+++ Provided records +++
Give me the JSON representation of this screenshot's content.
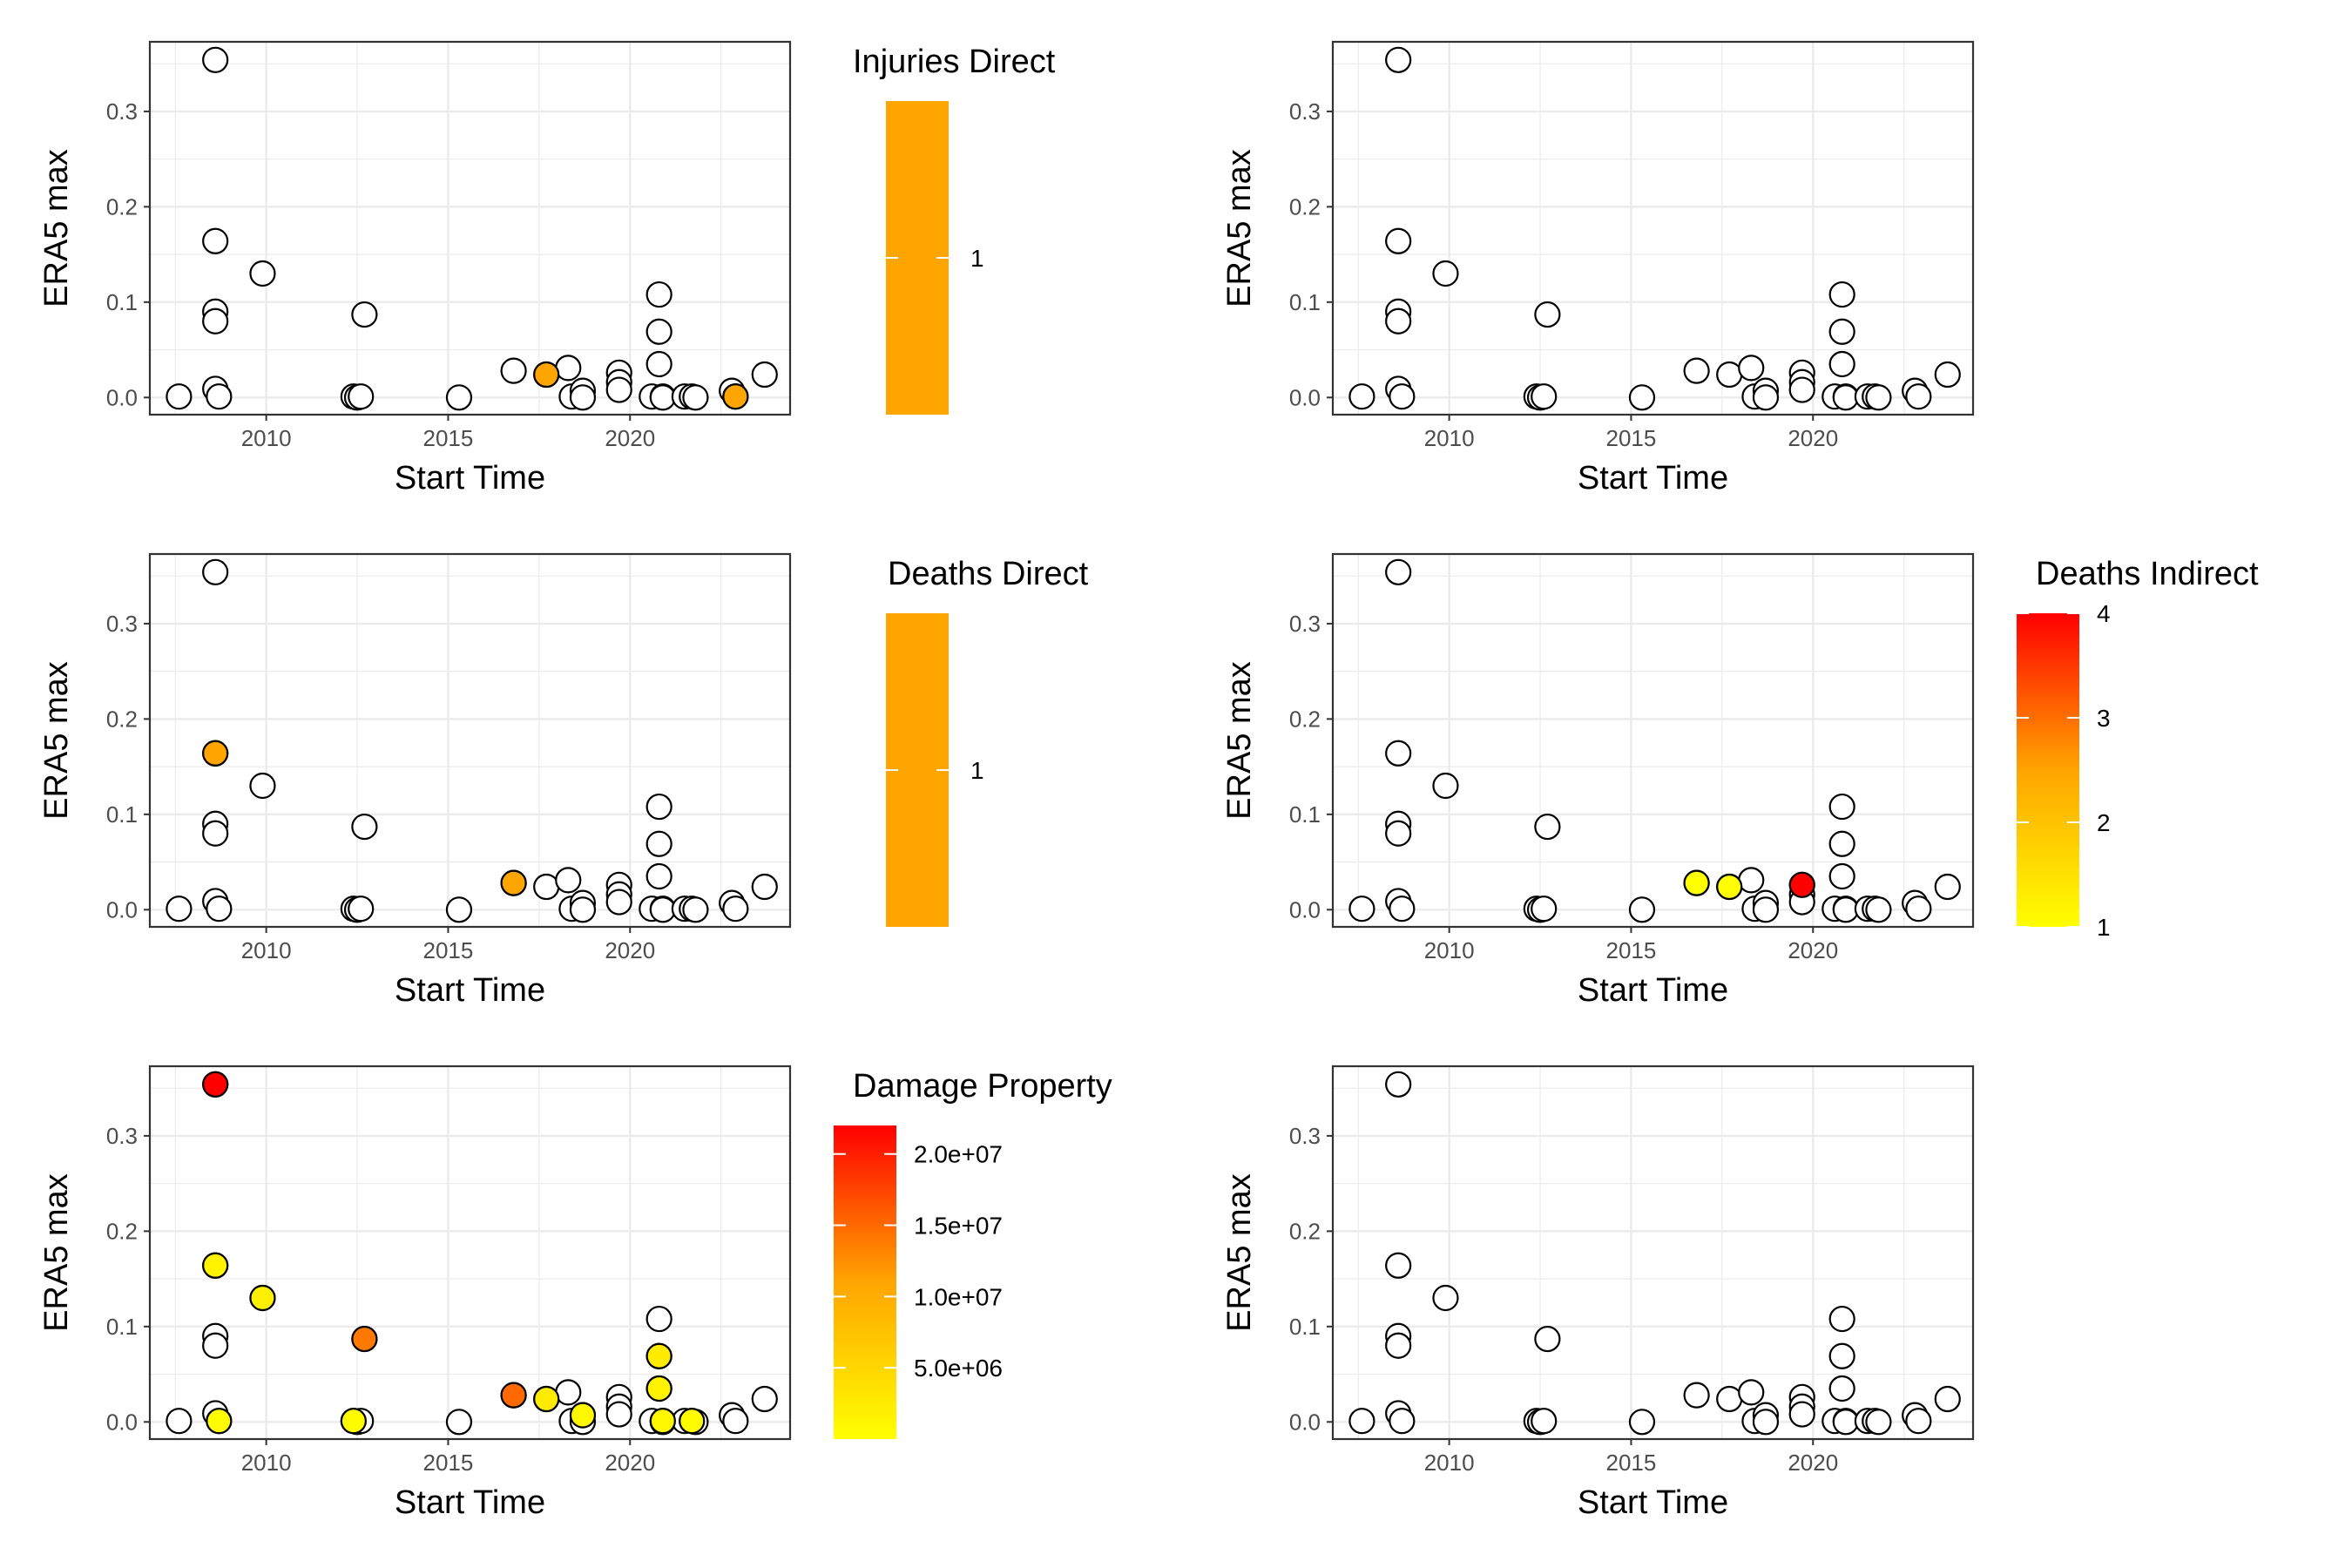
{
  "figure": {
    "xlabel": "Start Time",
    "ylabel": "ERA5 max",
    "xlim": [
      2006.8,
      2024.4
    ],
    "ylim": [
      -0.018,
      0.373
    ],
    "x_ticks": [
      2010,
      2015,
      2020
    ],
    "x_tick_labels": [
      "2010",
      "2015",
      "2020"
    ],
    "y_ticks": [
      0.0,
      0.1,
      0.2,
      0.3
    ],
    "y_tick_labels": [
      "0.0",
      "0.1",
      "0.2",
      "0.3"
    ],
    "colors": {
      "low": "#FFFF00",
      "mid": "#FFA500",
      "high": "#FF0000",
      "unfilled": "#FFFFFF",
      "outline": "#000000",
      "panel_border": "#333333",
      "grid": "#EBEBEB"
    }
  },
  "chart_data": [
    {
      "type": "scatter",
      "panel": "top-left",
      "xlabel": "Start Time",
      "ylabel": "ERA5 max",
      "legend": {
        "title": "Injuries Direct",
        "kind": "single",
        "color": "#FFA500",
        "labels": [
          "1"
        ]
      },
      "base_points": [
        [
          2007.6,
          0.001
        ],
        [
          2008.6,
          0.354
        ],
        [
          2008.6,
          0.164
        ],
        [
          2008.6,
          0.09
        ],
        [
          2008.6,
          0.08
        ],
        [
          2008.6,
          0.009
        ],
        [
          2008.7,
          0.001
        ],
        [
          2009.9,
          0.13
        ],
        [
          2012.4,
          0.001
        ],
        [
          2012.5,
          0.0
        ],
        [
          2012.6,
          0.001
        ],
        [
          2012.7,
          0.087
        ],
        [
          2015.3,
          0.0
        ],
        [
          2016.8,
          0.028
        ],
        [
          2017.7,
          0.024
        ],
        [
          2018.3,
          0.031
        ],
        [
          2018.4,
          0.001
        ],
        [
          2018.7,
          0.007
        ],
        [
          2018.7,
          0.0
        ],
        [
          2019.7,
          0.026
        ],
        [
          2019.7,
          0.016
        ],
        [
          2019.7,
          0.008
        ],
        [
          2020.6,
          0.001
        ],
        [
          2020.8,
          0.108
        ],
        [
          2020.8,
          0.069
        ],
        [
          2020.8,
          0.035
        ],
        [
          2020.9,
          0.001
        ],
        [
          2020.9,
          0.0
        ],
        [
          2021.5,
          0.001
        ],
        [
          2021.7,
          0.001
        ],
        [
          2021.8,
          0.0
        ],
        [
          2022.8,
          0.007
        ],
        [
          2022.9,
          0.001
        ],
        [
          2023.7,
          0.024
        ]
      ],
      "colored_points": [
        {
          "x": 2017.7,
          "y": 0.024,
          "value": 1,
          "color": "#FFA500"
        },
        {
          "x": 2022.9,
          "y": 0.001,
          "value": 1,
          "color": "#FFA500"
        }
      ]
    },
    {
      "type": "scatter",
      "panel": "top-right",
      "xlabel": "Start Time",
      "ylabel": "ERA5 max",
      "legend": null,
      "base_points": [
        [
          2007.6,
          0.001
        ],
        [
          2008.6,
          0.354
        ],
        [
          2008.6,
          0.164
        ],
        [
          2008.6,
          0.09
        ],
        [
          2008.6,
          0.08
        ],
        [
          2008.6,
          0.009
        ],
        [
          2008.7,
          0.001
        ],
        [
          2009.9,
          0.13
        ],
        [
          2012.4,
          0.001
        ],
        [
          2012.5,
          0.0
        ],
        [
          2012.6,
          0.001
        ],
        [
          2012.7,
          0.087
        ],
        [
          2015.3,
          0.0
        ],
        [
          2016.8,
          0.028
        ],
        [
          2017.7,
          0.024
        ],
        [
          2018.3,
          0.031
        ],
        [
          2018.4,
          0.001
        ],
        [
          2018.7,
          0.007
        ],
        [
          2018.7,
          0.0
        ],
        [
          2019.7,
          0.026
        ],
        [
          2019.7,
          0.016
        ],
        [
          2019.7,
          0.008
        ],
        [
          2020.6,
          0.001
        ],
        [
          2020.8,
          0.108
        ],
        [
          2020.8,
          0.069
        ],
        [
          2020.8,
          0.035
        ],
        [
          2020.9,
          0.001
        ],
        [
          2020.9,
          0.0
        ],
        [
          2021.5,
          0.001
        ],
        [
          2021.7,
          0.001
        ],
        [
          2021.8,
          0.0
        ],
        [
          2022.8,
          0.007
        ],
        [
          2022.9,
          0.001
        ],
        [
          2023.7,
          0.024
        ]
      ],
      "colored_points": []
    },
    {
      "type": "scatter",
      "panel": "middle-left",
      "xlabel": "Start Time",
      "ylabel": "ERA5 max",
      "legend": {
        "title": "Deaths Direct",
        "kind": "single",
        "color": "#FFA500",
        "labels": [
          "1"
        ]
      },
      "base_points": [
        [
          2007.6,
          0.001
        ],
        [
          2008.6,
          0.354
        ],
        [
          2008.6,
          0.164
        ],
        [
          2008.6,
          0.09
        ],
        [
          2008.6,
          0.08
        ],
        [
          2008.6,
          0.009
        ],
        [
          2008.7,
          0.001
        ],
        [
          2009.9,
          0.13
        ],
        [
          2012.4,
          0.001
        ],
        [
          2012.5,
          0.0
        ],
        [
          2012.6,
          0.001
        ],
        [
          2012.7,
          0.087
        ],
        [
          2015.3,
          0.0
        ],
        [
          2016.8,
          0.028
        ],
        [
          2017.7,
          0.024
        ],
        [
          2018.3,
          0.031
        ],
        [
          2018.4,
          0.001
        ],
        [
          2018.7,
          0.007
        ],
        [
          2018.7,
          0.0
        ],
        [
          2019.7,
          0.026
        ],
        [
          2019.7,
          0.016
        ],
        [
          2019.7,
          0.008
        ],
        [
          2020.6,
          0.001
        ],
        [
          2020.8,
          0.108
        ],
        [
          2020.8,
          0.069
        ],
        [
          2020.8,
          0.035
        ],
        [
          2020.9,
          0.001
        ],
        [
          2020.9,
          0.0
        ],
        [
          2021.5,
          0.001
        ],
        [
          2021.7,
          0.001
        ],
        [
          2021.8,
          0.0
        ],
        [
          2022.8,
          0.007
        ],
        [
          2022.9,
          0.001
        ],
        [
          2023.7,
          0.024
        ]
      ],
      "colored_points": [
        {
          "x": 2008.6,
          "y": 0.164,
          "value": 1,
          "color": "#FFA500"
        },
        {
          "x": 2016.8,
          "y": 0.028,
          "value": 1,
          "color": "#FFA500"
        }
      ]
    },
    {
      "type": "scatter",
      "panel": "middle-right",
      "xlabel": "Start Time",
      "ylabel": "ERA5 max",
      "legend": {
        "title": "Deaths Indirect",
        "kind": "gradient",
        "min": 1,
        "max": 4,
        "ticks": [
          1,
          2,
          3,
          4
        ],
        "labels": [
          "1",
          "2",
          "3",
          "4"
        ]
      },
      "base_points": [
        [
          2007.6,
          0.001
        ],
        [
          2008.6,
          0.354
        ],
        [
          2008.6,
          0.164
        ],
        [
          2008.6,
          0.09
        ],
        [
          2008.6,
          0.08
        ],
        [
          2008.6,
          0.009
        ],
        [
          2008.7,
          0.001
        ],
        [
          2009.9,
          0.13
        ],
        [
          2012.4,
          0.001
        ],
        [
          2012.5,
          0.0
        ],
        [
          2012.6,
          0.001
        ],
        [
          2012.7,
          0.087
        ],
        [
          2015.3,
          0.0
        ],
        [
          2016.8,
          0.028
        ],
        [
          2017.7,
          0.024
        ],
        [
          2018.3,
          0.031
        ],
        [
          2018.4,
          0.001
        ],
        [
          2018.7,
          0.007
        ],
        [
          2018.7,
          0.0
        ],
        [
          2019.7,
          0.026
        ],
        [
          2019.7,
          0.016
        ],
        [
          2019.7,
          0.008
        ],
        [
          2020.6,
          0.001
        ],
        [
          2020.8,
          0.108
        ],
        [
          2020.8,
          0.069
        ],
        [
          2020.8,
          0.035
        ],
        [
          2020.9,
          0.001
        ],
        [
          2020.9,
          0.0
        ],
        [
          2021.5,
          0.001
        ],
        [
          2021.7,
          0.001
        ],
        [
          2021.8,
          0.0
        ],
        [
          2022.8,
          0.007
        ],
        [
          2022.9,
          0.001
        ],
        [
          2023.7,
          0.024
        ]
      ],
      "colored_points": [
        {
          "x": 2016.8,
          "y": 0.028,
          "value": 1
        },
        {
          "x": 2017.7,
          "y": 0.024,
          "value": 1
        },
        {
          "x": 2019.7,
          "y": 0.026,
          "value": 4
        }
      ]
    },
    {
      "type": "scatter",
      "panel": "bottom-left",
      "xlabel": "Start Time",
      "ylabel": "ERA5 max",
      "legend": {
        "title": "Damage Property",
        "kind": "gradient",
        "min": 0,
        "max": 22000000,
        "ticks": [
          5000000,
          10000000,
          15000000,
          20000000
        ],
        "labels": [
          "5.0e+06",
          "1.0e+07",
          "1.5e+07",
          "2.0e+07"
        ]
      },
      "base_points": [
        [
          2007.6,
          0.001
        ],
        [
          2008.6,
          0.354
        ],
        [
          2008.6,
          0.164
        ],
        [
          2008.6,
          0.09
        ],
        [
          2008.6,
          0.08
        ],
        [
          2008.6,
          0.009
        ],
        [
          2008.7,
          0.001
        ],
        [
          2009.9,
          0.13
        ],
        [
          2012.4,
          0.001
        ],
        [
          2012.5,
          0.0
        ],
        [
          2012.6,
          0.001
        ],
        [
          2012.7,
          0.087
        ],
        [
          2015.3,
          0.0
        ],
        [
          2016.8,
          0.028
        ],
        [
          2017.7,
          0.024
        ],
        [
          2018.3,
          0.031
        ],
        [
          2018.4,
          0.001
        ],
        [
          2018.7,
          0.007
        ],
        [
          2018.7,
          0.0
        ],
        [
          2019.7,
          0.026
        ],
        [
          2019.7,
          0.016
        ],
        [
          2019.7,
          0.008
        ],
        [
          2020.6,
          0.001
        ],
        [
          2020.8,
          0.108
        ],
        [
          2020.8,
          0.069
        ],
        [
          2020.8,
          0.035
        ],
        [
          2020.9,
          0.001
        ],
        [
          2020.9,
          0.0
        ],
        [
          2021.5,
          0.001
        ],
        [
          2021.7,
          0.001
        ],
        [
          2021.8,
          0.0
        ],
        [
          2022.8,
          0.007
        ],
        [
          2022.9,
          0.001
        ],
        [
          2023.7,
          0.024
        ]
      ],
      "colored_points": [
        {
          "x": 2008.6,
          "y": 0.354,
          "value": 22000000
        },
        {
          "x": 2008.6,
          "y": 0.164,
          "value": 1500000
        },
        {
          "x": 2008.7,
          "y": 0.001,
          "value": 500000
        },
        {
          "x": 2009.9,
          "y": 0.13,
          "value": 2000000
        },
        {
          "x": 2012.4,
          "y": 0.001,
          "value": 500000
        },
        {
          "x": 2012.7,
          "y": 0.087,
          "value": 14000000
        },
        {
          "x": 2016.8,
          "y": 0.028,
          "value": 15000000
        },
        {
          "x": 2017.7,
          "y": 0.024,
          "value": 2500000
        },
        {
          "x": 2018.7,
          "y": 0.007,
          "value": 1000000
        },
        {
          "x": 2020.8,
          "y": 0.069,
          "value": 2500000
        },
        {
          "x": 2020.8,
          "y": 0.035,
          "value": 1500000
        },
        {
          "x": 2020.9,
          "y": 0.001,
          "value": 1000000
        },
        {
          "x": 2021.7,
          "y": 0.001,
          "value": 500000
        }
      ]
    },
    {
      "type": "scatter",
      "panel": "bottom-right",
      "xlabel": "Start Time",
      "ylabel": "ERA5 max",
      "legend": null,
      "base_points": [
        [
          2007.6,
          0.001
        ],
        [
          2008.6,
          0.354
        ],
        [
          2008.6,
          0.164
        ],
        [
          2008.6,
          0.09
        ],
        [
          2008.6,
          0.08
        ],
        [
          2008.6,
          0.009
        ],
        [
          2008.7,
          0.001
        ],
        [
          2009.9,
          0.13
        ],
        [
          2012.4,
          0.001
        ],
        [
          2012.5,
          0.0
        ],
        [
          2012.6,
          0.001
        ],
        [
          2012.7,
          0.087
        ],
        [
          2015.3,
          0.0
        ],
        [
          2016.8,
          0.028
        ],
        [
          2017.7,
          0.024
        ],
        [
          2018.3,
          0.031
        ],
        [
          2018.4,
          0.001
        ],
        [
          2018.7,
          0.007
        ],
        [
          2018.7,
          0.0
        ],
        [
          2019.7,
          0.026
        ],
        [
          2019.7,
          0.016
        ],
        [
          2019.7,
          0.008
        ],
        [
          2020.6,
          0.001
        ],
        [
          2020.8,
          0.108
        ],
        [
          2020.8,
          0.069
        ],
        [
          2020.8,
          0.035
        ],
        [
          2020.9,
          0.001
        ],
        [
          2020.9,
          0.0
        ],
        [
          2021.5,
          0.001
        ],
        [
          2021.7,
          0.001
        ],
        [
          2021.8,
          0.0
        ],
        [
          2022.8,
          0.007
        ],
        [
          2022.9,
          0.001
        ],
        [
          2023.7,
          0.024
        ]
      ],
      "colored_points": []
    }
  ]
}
+++
*Directions*
Tally every line of the data that holds the word "left" and write the count alone.

*Exercise response*
3